Problem - Skip the images and return the records below exactly.

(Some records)

---*---

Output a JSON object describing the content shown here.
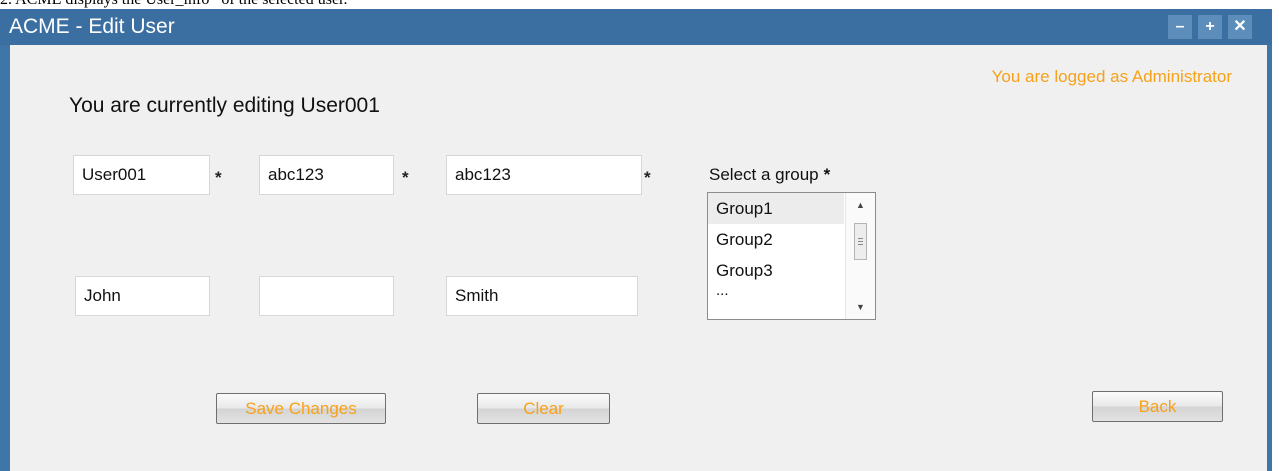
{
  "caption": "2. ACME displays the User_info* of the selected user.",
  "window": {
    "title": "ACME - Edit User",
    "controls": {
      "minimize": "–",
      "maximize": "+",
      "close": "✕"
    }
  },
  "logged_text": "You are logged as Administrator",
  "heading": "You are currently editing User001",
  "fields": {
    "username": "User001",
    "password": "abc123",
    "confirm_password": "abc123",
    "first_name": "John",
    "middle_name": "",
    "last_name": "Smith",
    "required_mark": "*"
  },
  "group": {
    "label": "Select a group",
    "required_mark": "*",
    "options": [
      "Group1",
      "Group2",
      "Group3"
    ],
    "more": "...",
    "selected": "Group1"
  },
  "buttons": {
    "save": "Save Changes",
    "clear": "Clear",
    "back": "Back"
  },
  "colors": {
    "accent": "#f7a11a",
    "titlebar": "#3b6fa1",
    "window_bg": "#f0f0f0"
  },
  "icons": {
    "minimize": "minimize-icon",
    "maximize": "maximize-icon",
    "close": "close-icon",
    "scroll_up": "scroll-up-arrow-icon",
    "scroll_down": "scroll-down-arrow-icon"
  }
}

---*---

Complete answer -
Output a JSON object describing the content shown here.
{
  "caption": "2. ACME displays the User_info* of the selected user.",
  "window": {
    "title": "ACME - Edit User",
    "controls": {
      "minimize": "–",
      "maximize": "+",
      "close": "✕"
    }
  },
  "logged_text": "You are logged as Administrator",
  "heading": "You are currently editing User001",
  "fields": {
    "username": "User001",
    "password": "abc123",
    "confirm_password": "abc123",
    "first_name": "John",
    "middle_name": "",
    "last_name": "Smith",
    "required_mark": "*"
  },
  "group": {
    "label": "Select a group",
    "required_mark": "*",
    "options": [
      "Group1",
      "Group2",
      "Group3"
    ],
    "more": "...",
    "selected": "Group1"
  },
  "buttons": {
    "save": "Save Changes",
    "clear": "Clear",
    "back": "Back"
  },
  "colors": {
    "accent": "#f7a11a",
    "titlebar": "#3b6fa1",
    "window_bg": "#f0f0f0"
  },
  "icons": {
    "minimize": "minimize-icon",
    "maximize": "maximize-icon",
    "close": "close-icon",
    "scroll_up": "scroll-up-arrow-icon",
    "scroll_down": "scroll-down-arrow-icon"
  }
}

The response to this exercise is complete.